— Start of Data listing —
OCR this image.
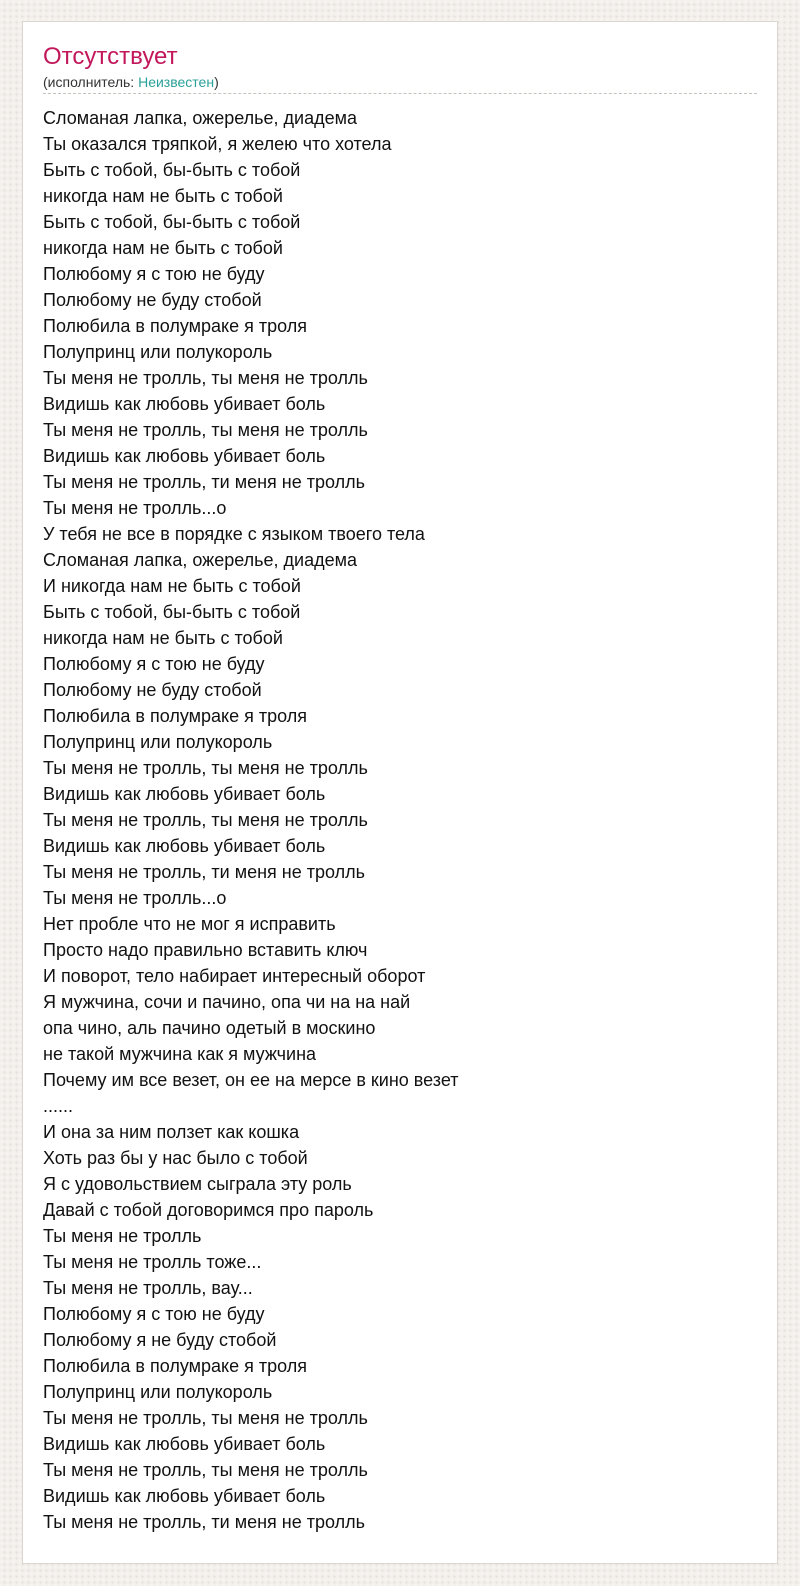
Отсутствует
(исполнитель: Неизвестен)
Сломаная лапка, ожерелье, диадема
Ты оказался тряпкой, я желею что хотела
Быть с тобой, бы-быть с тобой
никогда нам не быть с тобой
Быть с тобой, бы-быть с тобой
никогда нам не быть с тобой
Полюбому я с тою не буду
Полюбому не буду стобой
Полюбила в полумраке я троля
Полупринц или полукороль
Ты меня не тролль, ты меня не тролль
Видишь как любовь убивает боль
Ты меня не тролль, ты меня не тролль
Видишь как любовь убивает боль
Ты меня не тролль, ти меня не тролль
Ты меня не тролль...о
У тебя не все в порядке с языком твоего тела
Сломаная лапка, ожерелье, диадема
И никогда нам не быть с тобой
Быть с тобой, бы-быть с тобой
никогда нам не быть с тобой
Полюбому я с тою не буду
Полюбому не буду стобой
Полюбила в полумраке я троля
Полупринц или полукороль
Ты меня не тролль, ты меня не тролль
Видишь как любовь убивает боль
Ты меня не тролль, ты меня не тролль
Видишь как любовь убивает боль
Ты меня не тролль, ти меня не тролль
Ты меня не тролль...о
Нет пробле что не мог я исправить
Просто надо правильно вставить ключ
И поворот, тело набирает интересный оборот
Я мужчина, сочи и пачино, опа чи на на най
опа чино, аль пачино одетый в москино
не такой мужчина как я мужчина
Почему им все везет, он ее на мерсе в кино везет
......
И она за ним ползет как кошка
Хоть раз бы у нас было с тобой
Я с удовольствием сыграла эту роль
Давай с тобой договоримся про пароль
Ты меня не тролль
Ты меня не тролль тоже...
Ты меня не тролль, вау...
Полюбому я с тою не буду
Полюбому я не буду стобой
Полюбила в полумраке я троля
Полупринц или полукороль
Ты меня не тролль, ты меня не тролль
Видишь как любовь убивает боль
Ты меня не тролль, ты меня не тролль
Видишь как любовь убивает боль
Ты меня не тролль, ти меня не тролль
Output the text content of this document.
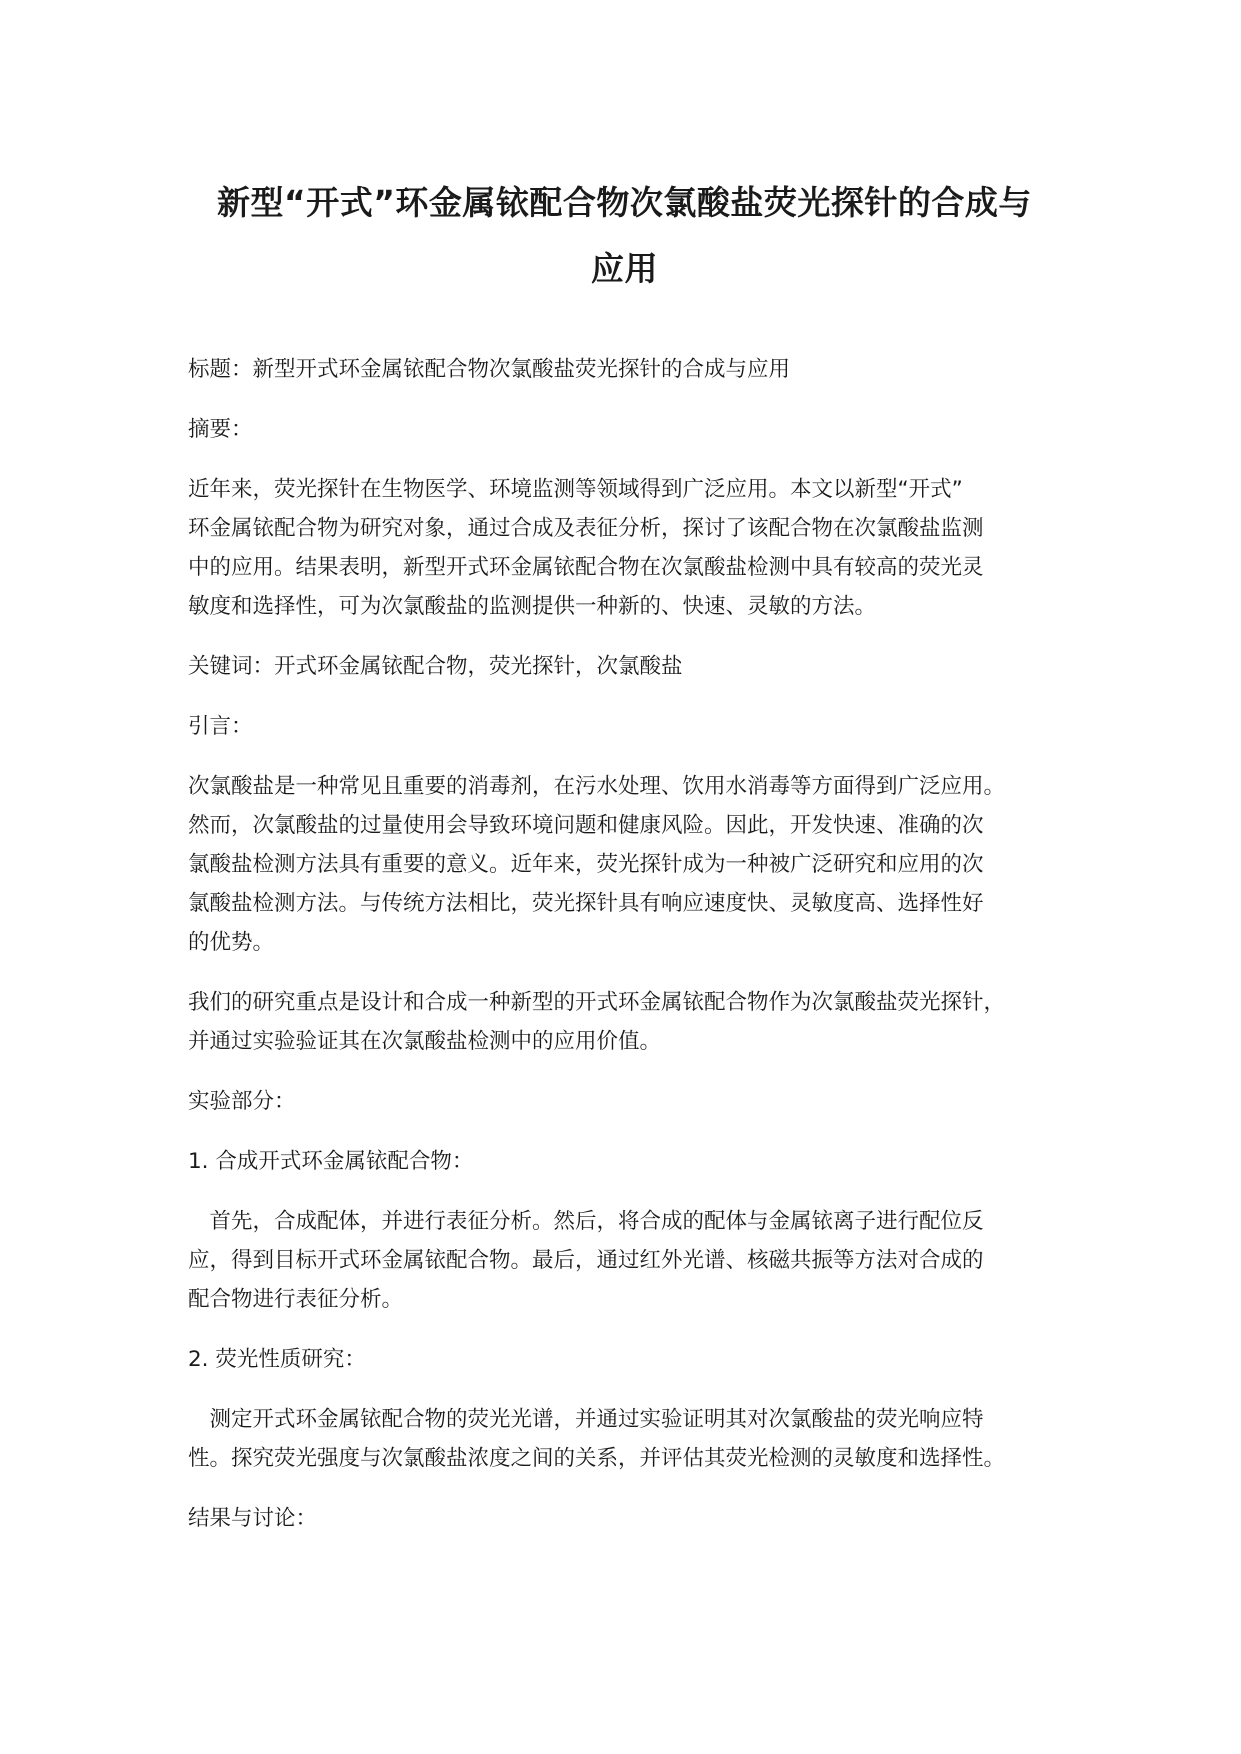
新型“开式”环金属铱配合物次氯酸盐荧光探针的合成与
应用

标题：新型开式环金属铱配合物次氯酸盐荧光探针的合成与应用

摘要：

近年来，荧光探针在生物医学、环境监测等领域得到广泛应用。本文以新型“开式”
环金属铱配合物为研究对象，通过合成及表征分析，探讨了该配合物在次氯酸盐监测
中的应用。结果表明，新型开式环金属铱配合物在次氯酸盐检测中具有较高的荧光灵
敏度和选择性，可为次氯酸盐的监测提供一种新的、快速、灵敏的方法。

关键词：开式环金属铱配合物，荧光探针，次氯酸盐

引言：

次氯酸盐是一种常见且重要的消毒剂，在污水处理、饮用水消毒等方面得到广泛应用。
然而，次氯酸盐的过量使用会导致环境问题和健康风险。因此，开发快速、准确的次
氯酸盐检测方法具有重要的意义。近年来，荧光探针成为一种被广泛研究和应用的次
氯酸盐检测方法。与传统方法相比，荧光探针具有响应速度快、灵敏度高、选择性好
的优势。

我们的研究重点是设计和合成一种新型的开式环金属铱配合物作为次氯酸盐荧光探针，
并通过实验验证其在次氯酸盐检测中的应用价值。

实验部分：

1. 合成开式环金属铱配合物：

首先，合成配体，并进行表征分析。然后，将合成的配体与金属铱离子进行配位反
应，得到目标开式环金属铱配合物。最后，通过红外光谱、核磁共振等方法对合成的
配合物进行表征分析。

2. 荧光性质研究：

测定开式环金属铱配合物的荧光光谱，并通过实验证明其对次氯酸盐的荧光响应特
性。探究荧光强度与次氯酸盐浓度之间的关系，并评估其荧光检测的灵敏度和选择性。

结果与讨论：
— End of Data listing —
— Start of Data listing —
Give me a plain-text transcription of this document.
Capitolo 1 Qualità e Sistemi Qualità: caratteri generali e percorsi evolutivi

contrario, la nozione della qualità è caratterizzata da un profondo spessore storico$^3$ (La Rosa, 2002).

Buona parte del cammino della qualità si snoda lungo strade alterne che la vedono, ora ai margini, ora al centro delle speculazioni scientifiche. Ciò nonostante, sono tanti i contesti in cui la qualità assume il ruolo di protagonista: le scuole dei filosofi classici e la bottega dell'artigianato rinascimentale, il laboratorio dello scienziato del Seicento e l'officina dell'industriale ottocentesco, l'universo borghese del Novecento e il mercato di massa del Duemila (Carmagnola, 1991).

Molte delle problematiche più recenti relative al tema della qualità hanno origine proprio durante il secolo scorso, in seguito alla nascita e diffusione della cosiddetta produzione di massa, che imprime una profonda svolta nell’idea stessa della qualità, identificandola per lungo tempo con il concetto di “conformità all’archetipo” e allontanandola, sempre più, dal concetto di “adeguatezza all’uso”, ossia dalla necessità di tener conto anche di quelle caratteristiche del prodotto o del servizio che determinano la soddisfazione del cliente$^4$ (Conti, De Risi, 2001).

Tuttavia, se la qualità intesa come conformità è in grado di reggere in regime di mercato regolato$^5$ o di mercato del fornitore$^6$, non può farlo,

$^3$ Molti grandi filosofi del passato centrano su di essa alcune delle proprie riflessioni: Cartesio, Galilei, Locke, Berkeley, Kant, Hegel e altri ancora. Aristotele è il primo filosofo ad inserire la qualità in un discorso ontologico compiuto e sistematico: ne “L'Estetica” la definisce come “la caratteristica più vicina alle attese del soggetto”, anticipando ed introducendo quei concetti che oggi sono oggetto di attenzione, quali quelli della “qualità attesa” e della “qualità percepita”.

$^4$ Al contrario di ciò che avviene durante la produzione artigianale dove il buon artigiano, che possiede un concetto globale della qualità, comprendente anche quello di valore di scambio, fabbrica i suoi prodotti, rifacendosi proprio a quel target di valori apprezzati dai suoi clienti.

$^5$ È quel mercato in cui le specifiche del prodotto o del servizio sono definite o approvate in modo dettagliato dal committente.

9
— End of Data listing —
* [Problem statement]
In the entries above, identify every line with the word "document". Copy those lines.

* [The reply]
Output the text content of this document.
Give me a plain-text transcription of this document.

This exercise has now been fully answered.